[Data records]
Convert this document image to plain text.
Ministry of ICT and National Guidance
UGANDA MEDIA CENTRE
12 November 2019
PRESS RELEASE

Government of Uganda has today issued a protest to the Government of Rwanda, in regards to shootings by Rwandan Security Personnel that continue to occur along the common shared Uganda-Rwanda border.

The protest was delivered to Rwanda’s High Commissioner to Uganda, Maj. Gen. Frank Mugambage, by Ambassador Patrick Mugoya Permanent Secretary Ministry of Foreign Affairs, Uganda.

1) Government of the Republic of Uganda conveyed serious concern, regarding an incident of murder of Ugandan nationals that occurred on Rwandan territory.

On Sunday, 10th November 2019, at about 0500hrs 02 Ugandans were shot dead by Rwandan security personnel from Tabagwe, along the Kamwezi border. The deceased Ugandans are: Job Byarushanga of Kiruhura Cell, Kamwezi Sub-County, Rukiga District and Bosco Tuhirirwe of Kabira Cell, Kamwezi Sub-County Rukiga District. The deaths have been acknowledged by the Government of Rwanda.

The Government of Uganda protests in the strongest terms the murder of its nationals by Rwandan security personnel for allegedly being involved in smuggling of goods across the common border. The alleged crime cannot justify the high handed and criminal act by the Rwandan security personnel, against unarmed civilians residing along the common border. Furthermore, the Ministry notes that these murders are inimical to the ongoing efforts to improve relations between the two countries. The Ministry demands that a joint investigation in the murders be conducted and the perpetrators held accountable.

**Problem requirements:**
Output an exact copy of each record.

**Finished exercise:**
Convert this document image to plain text.
Ministry of ICT and National Guidance
UGANDA MEDIA CENTRE
12 November 2019
PRESS RELEASE

Government of Uganda has today issued a protest to the Government of Rwanda, in regards to shootings by Rwandan Security Personnel that continue to occur along the common shared Uganda-Rwanda border.

The protest was delivered to Rwanda’s High Commissioner to Uganda, Maj. Gen. Frank Mugambage, by Ambassador Patrick Mugoya Permanent Secretary Ministry of Foreign Affairs, Uganda.

1) Government of the Republic of Uganda conveyed serious concern, regarding an incident of murder of Ugandan nationals that occurred on Rwandan territory.

On Sunday, 10th November 2019, at about 0500hrs 02 Ugandans were shot dead by Rwandan security personnel from Tabagwe, along the Kamwezi border. The deceased Ugandans are: Job Byarushanga of Kiruhura Cell, Kamwezi Sub-County, Rukiga District and Bosco Tuhirirwe of Kabira Cell, Kamwezi Sub-County Rukiga District. The deaths have been acknowledged by the Government of Rwanda.

The Government of Uganda protests in the strongest terms the murder of its nationals by Rwandan security personnel for allegedly being involved in smuggling of goods across the common border. The alleged crime cannot justify the high handed and criminal act by the Rwandan security personnel, against unarmed civilians residing along the common border. Furthermore, the Ministry notes that these murders are inimical to the ongoing efforts to improve relations between the two countries. The Ministry demands that a joint investigation in the murders be conducted and the perpetrators held accountable.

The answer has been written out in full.